Every entry must be repeated exactly. Exclude all pictures.
**** DATA FOR THE TASK
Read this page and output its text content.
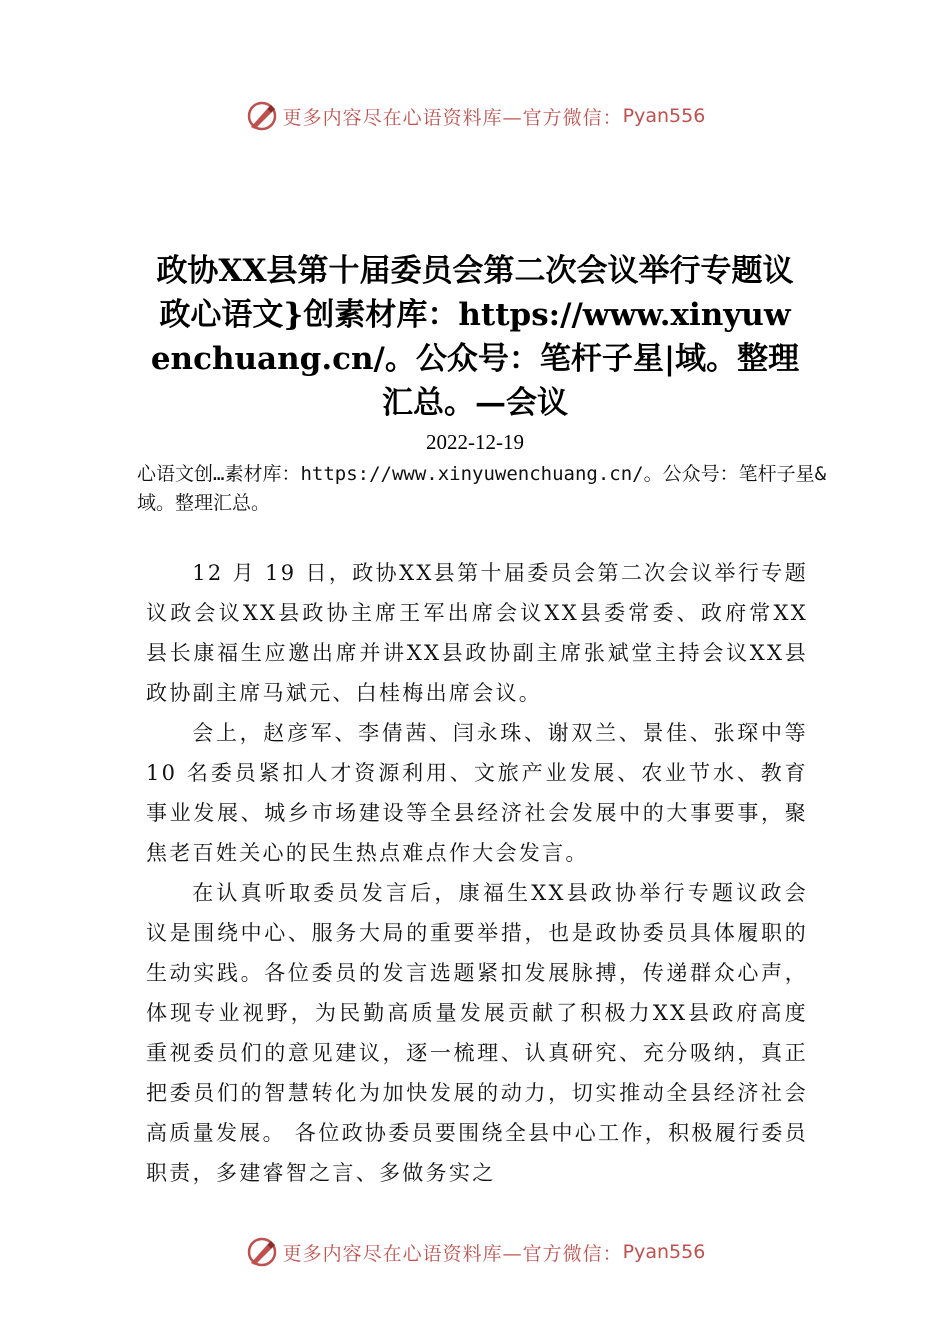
更多内容尽在心语资料库—官方微信： Pyan556
政协XX县第十届委员会第二次会议举行专题议政心语文}创素材库：https://www.xinyuwenchuang.cn/。公众号：笔杆子星|域。整理汇总。—会议
2022-12-19
心语文创…素材库：https://www.xinyuwenchuang.cn/。公众号：笔杆子星&域。整理汇总。

12 月 19 日，政协XX县第十届委员会第二次会议举行专题议政会议XX县政协主席王军出席会议XX县委常委、政府常XX县长康福生应邀出席并讲XX县政协副主席张斌堂主持会议XX县政协副主席马斌元、白桂梅出席会议。

会上，赵彦军、李倩茜、闫永珠、谢双兰、景佳、张琛中等 10 名委员紧扣人才资源利用、文旅产业发展、农业节水、教育事业发展、城乡市场建设等全县经济社会发展中的大事要事，聚焦老百姓关心的民生热点难点作大会发言。

在认真听取委员发言后，康福生XX县政协举行专题议政会议是围绕中心、服务大局的重要举措，也是政协委员具体履职的生动实践。各位委员的发言选题紧扣发展脉搏，传递群众心声，体现专业视野，为民勤高质量发展贡献了积极力XX县政府高度重视委员们的意见建议，逐一梳理、认真研究、充分吸纳，真正把委员们的智慧转化为加快发展的动力，切实推动全县经济社会高质量发展。 各位政协委员要围绕全县中心工作，积极履行委员职责，多建睿智之言、多做务实之

更多内容尽在心语资料库—官方微信： Pyan556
********
SOLUTION FOR THIS PROBLEM =
Read this page and output its text content.
更多内容尽在心语资料库—官方微信： Pyan556
政协XX县第十届委员会第二次会议举行专题议政心语文}创素材库：https://www.xinyuwenchuang.cn/。公众号：笔杆子星|域。整理汇总。—会议
2022-12-19
心语文创…素材库：https://www.xinyuwenchuang.cn/。公众号：笔杆子星&域。整理汇总。

12 月 19 日，政协XX县第十届委员会第二次会议举行专题议政会议XX县政协主席王军出席会议XX县委常委、政府常XX县长康福生应邀出席并讲XX县政协副主席张斌堂主持会议XX县政协副主席马斌元、白桂梅出席会议。

会上，赵彦军、李倩茜、闫永珠、谢双兰、景佳、张琛中等 10 名委员紧扣人才资源利用、文旅产业发展、农业节水、教育事业发展、城乡市场建设等全县经济社会发展中的大事要事，聚焦老百姓关心的民生热点难点作大会发言。

在认真听取委员发言后，康福生XX县政协举行专题议政会议是围绕中心、服务大局的重要举措，也是政协委员具体履职的生动实践。各位委员的发言选题紧扣发展脉搏，传递群众心声，体现专业视野，为民勤高质量发展贡献了积极力XX县政府高度重视委员们的意见建议，逐一梳理、认真研究、充分吸纳，真正把委员们的智慧转化为加快发展的动力，切实推动全县经济社会高质量发展。 各位政协委员要围绕全县中心工作，积极履行委员职责，多建睿智之言、多做务实之

更多内容尽在心语资料库—官方微信： Pyan556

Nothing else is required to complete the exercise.